━━━ The records ━━━

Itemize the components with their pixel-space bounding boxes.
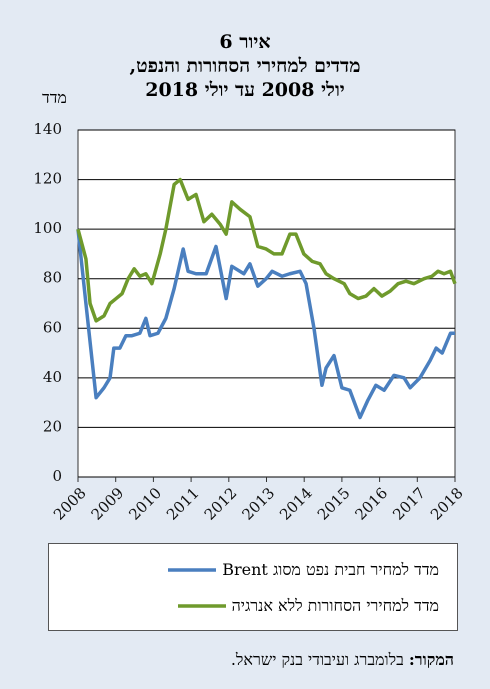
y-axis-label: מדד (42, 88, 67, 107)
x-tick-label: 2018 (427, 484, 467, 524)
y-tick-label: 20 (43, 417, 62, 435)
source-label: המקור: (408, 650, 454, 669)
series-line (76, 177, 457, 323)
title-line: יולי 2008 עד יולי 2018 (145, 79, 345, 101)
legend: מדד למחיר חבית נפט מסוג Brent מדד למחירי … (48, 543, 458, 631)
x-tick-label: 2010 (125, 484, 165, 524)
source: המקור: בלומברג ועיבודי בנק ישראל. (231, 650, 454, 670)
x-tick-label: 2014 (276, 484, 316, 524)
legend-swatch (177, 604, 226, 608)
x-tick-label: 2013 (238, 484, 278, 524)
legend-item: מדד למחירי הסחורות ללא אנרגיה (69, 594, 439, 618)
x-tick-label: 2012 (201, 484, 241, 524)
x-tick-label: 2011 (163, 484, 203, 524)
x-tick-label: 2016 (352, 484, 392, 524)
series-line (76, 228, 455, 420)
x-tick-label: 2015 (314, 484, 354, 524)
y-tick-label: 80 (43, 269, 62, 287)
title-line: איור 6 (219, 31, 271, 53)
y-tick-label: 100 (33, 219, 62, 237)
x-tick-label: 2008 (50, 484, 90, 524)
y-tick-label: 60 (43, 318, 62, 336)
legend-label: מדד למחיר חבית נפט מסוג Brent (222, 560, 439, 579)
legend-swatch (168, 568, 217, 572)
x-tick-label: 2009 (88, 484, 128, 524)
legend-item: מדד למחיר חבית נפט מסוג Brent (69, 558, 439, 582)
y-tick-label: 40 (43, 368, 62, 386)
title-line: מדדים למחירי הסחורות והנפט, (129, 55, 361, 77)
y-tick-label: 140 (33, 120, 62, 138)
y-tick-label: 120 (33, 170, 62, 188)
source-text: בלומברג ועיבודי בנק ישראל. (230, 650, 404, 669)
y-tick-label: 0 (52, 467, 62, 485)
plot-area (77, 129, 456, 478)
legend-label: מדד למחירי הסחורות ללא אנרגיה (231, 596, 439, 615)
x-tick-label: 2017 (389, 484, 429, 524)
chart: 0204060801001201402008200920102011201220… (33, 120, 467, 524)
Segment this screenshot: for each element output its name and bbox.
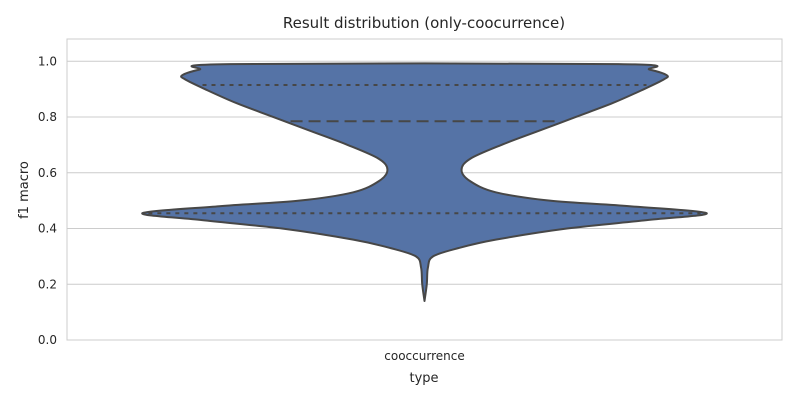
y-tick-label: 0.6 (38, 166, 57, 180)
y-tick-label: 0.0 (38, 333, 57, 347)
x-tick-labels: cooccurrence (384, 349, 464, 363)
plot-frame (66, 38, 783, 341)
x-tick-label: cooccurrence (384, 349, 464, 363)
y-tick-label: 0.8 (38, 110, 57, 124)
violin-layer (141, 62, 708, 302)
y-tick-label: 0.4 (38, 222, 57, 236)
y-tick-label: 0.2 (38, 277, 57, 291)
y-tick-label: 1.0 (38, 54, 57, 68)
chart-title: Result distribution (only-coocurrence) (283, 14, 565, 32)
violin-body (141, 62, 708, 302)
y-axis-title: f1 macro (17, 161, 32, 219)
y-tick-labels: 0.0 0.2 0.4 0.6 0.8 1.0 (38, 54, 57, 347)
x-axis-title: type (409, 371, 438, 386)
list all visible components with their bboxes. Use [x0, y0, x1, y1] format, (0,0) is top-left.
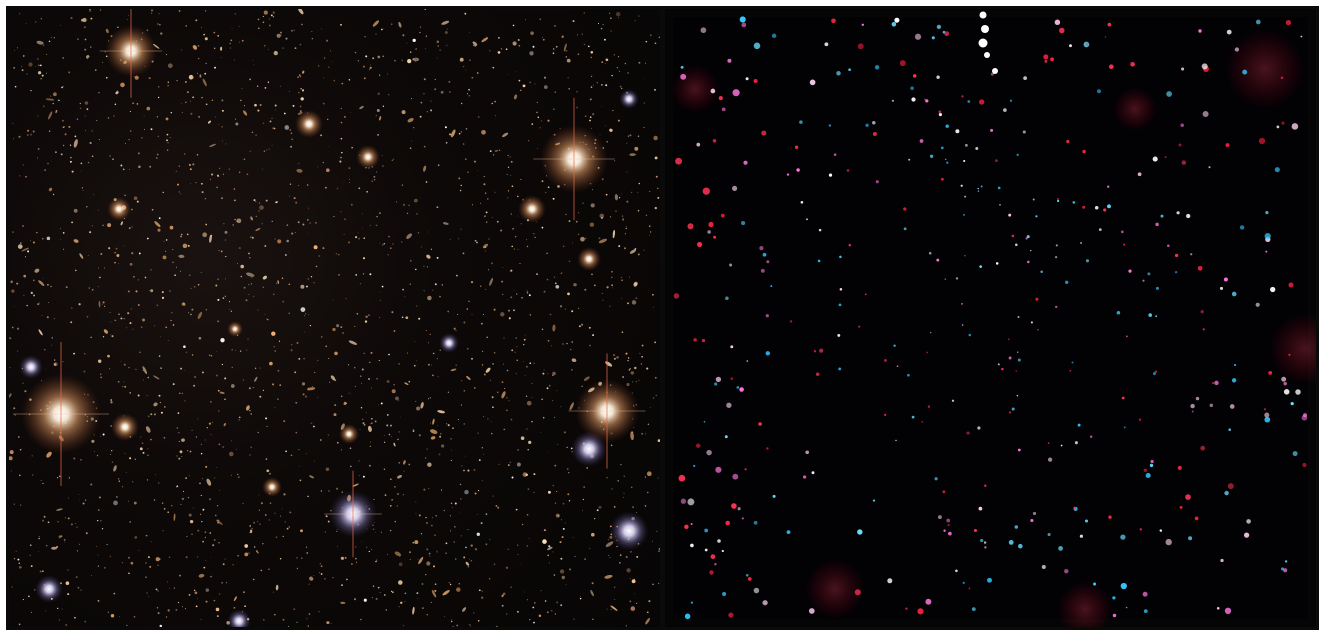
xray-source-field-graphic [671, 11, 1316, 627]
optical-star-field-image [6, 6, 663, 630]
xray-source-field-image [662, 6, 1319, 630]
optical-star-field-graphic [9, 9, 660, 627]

━━━

Aim:
Reproduce every line of the records above exactly, leaving out the pictures.

Worked solution:
Itemize the components with their pixel-space bounding boxes.
y-axis-label: מדד (42, 88, 67, 107)
x-tick-label: 2018 (427, 484, 467, 524)
y-tick-label: 20 (43, 417, 62, 435)
source-label: המקור: (408, 650, 454, 669)
series-line (76, 177, 457, 323)
title-line: יולי 2008 עד יולי 2018 (145, 79, 345, 101)
legend: מדד למחיר חבית נפט מסוג Brent מדד למחירי … (48, 543, 458, 631)
x-tick-label: 2010 (125, 484, 165, 524)
source: המקור: בלומברג ועיבודי בנק ישראל. (231, 650, 454, 670)
x-tick-label: 2014 (276, 484, 316, 524)
legend-swatch (177, 604, 226, 608)
x-tick-label: 2013 (238, 484, 278, 524)
legend-item: מדד למחירי הסחורות ללא אנרגיה (69, 594, 439, 618)
x-tick-label: 2012 (201, 484, 241, 524)
x-tick-label: 2011 (163, 484, 203, 524)
x-tick-label: 2016 (352, 484, 392, 524)
series-line (76, 228, 455, 420)
x-tick-label: 2015 (314, 484, 354, 524)
y-tick-label: 80 (43, 269, 62, 287)
title-line: איור 6 (219, 31, 271, 53)
y-tick-label: 100 (33, 219, 62, 237)
x-tick-label: 2008 (50, 484, 90, 524)
y-tick-label: 60 (43, 318, 62, 336)
legend-label: מדד למחיר חבית נפט מסוג Brent (222, 560, 439, 579)
legend-swatch (168, 568, 217, 572)
x-tick-label: 2009 (88, 484, 128, 524)
legend-item: מדד למחיר חבית נפט מסוג Brent (69, 558, 439, 582)
y-tick-label: 40 (43, 368, 62, 386)
title-line: מדדים למחירי הסחורות והנפט, (129, 55, 361, 77)
y-tick-label: 140 (33, 120, 62, 138)
y-tick-label: 120 (33, 170, 62, 188)
source-text: בלומברג ועיבודי בנק ישראל. (230, 650, 404, 669)
y-tick-label: 0 (52, 467, 62, 485)
plot-area (77, 129, 456, 478)
legend-label: מדד למחירי הסחורות ללא אנרגיה (231, 596, 439, 615)
x-tick-label: 2017 (389, 484, 429, 524)
chart: 0204060801001201402008200920102011201220… (33, 120, 467, 524)
Segment this screenshot: for each element output its name and bbox.
y-tick-label: 0.6 (38, 166, 57, 180)
y-tick-label: 0.0 (38, 333, 57, 347)
x-tick-labels: cooccurrence (384, 349, 464, 363)
plot-frame (66, 38, 783, 341)
x-tick-label: cooccurrence (384, 349, 464, 363)
y-tick-label: 0.8 (38, 110, 57, 124)
violin-layer (141, 62, 708, 302)
y-tick-label: 0.4 (38, 222, 57, 236)
y-tick-label: 0.2 (38, 277, 57, 291)
y-tick-label: 1.0 (38, 54, 57, 68)
chart-title: Result distribution (only-coocurrence) (283, 14, 565, 32)
violin-body (141, 62, 708, 302)
y-axis-title: f1 macro (17, 161, 32, 219)
y-tick-labels: 0.0 0.2 0.4 0.6 0.8 1.0 (38, 54, 57, 347)
x-axis-title: type (409, 371, 438, 386)
list all visible components with their bboxes. Use [x0, y0, x1, y1] format, (0,0) is top-left.
xray-source-field-graphic [671, 11, 1316, 627]
optical-star-field-image [6, 6, 663, 630]
xray-source-field-image [662, 6, 1319, 630]
optical-star-field-graphic [9, 9, 660, 627]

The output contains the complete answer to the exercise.